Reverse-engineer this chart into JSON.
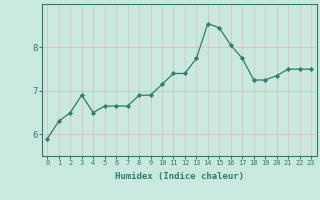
{
  "x": [
    0,
    1,
    2,
    3,
    4,
    5,
    6,
    7,
    8,
    9,
    10,
    11,
    12,
    13,
    14,
    15,
    16,
    17,
    18,
    19,
    20,
    21,
    22,
    23
  ],
  "y": [
    5.9,
    6.3,
    6.5,
    6.9,
    6.5,
    6.65,
    6.65,
    6.65,
    6.9,
    6.9,
    7.15,
    7.4,
    7.4,
    7.75,
    8.55,
    8.45,
    8.05,
    7.75,
    7.25,
    7.25,
    7.35,
    7.5,
    7.5,
    7.5
  ],
  "line_color": "#2E7D6B",
  "marker_color": "#2E7D6B",
  "bg_color": "#C8E8E0",
  "grid_major_color": "#E8B4B4",
  "grid_minor_color": "#D8E8E4",
  "xlabel": "Humidex (Indice chaleur)",
  "yticks": [
    6,
    7,
    8
  ],
  "ylim": [
    5.5,
    9.0
  ],
  "xlim": [
    -0.5,
    23.5
  ],
  "tick_color": "#2E7D6B",
  "label_color": "#2E7D6B",
  "axis_color": "#2E7D6B",
  "xtick_fontsize": 5.0,
  "ytick_fontsize": 6.5,
  "xlabel_fontsize": 6.5
}
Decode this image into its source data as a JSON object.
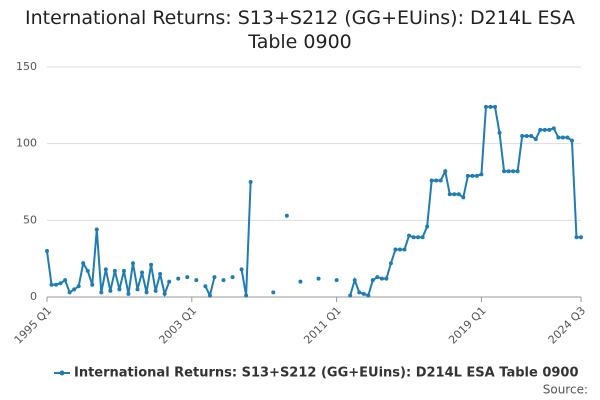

---+---

* The exercise
Identify the lines in the entries that hold "this" and return each one.

* Complete response
Reverse-engineer this chart into JSON.
Decode this image into its source data as a JSON object.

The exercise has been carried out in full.